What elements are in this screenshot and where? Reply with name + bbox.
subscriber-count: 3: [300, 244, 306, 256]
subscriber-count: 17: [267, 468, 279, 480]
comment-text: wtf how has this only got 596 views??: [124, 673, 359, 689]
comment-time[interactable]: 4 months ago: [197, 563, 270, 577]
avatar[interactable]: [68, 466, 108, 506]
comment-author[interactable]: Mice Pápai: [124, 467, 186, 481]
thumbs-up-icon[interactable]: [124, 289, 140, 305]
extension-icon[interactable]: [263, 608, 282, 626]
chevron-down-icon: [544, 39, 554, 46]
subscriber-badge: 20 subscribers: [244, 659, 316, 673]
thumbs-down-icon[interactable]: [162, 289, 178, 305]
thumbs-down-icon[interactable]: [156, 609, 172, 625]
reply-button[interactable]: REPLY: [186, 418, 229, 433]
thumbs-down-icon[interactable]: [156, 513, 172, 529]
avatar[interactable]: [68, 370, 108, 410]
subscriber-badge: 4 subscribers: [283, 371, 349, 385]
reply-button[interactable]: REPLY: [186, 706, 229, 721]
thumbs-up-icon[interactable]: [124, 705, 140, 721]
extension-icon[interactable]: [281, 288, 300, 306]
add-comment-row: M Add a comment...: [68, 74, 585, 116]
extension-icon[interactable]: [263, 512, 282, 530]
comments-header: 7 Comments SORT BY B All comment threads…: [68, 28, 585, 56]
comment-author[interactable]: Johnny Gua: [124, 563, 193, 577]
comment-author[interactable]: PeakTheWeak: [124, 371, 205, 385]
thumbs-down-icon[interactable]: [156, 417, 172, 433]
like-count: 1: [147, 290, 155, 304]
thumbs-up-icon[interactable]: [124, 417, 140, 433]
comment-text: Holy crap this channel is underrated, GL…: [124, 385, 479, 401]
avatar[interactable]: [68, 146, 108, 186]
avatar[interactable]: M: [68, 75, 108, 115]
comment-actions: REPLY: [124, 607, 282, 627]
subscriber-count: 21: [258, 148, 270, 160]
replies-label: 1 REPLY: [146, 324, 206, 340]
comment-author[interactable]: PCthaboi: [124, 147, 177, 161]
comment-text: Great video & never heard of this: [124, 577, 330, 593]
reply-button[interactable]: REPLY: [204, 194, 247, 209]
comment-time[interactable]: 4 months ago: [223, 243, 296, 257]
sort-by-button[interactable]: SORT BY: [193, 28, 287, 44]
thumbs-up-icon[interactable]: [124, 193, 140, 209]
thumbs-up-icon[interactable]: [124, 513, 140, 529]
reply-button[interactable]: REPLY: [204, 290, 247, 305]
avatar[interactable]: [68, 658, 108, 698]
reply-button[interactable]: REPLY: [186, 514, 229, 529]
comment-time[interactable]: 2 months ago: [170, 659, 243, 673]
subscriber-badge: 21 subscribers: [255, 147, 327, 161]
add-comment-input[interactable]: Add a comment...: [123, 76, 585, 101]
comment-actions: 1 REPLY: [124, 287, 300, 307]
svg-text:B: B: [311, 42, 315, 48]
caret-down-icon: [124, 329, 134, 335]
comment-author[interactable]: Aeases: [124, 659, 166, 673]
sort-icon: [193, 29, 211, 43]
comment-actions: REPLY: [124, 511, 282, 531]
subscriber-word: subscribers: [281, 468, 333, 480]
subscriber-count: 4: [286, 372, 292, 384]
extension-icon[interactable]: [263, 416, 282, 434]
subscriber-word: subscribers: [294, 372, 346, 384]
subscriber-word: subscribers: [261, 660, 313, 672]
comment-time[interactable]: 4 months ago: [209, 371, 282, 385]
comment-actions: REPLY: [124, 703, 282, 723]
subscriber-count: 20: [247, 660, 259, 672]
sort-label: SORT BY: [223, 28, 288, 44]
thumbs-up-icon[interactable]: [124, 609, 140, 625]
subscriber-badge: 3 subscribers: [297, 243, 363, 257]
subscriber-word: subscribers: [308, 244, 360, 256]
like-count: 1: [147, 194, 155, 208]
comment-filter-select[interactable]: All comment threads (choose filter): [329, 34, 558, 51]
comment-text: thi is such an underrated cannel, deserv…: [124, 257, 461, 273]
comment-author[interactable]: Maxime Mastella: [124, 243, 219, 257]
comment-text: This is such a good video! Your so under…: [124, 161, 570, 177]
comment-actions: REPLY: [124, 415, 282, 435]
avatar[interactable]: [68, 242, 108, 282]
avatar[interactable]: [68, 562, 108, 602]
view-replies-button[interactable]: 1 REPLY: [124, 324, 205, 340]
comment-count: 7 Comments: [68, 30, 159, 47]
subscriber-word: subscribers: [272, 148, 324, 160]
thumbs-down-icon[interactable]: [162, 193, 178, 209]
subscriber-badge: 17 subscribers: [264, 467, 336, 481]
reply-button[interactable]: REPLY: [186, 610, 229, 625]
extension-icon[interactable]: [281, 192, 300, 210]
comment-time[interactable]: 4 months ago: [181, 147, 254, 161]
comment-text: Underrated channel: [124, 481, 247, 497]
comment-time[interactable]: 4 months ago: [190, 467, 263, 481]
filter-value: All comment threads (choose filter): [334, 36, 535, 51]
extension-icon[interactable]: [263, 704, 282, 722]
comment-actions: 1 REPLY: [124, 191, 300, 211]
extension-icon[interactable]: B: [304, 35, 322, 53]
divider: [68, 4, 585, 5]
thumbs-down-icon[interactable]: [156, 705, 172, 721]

-=-=-=-=-

-- Task directions --
Rewrite the items above, changing each "thumbs-down-icon" to "dislike-icon" and leaving everything else untouched.

-- Answer in full --
What elements are in this screenshot and where? Reply with name + bbox.
subscriber-count: 3: [300, 244, 306, 256]
subscriber-count: 17: [267, 468, 279, 480]
comment-text: wtf how has this only got 596 views??: [124, 673, 359, 689]
comment-time[interactable]: 4 months ago: [197, 563, 270, 577]
avatar[interactable]: [68, 466, 108, 506]
comment-author[interactable]: Mice Pápai: [124, 467, 186, 481]
thumbs-up-icon[interactable]: [124, 289, 140, 305]
extension-icon[interactable]: [263, 608, 282, 626]
chevron-down-icon: [544, 39, 554, 46]
subscriber-badge: 20 subscribers: [244, 659, 316, 673]
dislike-icon[interactable]: [162, 289, 178, 305]
dislike-icon[interactable]: [156, 609, 172, 625]
reply-button[interactable]: REPLY: [186, 418, 229, 433]
dislike-icon[interactable]: [156, 513, 172, 529]
avatar[interactable]: [68, 370, 108, 410]
subscriber-badge: 4 subscribers: [283, 371, 349, 385]
reply-button[interactable]: REPLY: [186, 706, 229, 721]
thumbs-up-icon[interactable]: [124, 705, 140, 721]
extension-icon[interactable]: [281, 288, 300, 306]
add-comment-row: M Add a comment...: [68, 74, 585, 116]
extension-icon[interactable]: [263, 512, 282, 530]
comments-header: 7 Comments SORT BY B All comment threads…: [68, 28, 585, 56]
comment-author[interactable]: Johnny Gua: [124, 563, 193, 577]
comment-author[interactable]: PeakTheWeak: [124, 371, 205, 385]
dislike-icon[interactable]: [156, 417, 172, 433]
like-count: 1: [147, 290, 155, 304]
thumbs-up-icon[interactable]: [124, 417, 140, 433]
comment-text: Holy crap this channel is underrated, GL…: [124, 385, 479, 401]
avatar[interactable]: [68, 146, 108, 186]
avatar[interactable]: M: [68, 75, 108, 115]
comment-actions: REPLY: [124, 607, 282, 627]
subscriber-count: 21: [258, 148, 270, 160]
replies-label: 1 REPLY: [146, 324, 206, 340]
comment-author[interactable]: PCthaboi: [124, 147, 177, 161]
comment-text: Great video & never heard of this: [124, 577, 330, 593]
reply-button[interactable]: REPLY: [204, 194, 247, 209]
comment-time[interactable]: 4 months ago: [223, 243, 296, 257]
sort-by-button[interactable]: SORT BY: [193, 28, 287, 44]
thumbs-up-icon[interactable]: [124, 193, 140, 209]
thumbs-up-icon[interactable]: [124, 513, 140, 529]
reply-button[interactable]: REPLY: [204, 290, 247, 305]
avatar[interactable]: [68, 658, 108, 698]
reply-button[interactable]: REPLY: [186, 514, 229, 529]
comment-time[interactable]: 2 months ago: [170, 659, 243, 673]
subscriber-badge: 21 subscribers: [255, 147, 327, 161]
add-comment-input[interactable]: Add a comment...: [123, 76, 585, 101]
comment-actions: 1 REPLY: [124, 287, 300, 307]
svg-text:B: B: [311, 42, 315, 48]
caret-down-icon: [124, 329, 134, 335]
comment-author[interactable]: Aeases: [124, 659, 166, 673]
sort-icon: [193, 29, 211, 43]
comment-actions: REPLY: [124, 511, 282, 531]
subscriber-word: subscribers: [281, 468, 333, 480]
subscriber-count: 4: [286, 372, 292, 384]
extension-icon[interactable]: [263, 416, 282, 434]
subscriber-word: subscribers: [294, 372, 346, 384]
subscriber-word: subscribers: [261, 660, 313, 672]
comment-time[interactable]: 4 months ago: [209, 371, 282, 385]
comment-actions: REPLY: [124, 703, 282, 723]
subscriber-count: 20: [247, 660, 259, 672]
sort-label: SORT BY: [223, 28, 288, 44]
thumbs-up-icon[interactable]: [124, 609, 140, 625]
subscriber-badge: 3 subscribers: [297, 243, 363, 257]
subscriber-word: subscribers: [308, 244, 360, 256]
like-count: 1: [147, 194, 155, 208]
comment-filter-select[interactable]: All comment threads (choose filter): [329, 34, 558, 51]
comment-text: thi is such an underrated cannel, deserv…: [124, 257, 461, 273]
comment-author[interactable]: Maxime Mastella: [124, 243, 219, 257]
comment-text: This is such a good video! Your so under…: [124, 161, 570, 177]
comment-actions: REPLY: [124, 415, 282, 435]
avatar[interactable]: [68, 242, 108, 282]
avatar[interactable]: [68, 562, 108, 602]
view-replies-button[interactable]: 1 REPLY: [124, 324, 205, 340]
comment-count: 7 Comments: [68, 30, 159, 47]
subscriber-word: subscribers: [272, 148, 324, 160]
dislike-icon[interactable]: [162, 193, 178, 209]
subscriber-badge: 17 subscribers: [264, 467, 336, 481]
reply-button[interactable]: REPLY: [186, 610, 229, 625]
extension-icon[interactable]: [281, 192, 300, 210]
comment-time[interactable]: 4 months ago: [181, 147, 254, 161]
comment-text: Underrated channel: [124, 481, 247, 497]
comment-time[interactable]: 4 months ago: [190, 467, 263, 481]
filter-value: All comment threads (choose filter): [334, 36, 535, 51]
extension-icon[interactable]: [263, 704, 282, 722]
comment-actions: 1 REPLY: [124, 191, 300, 211]
extension-icon[interactable]: B: [304, 35, 322, 53]
divider: [68, 4, 585, 5]
dislike-icon[interactable]: [156, 705, 172, 721]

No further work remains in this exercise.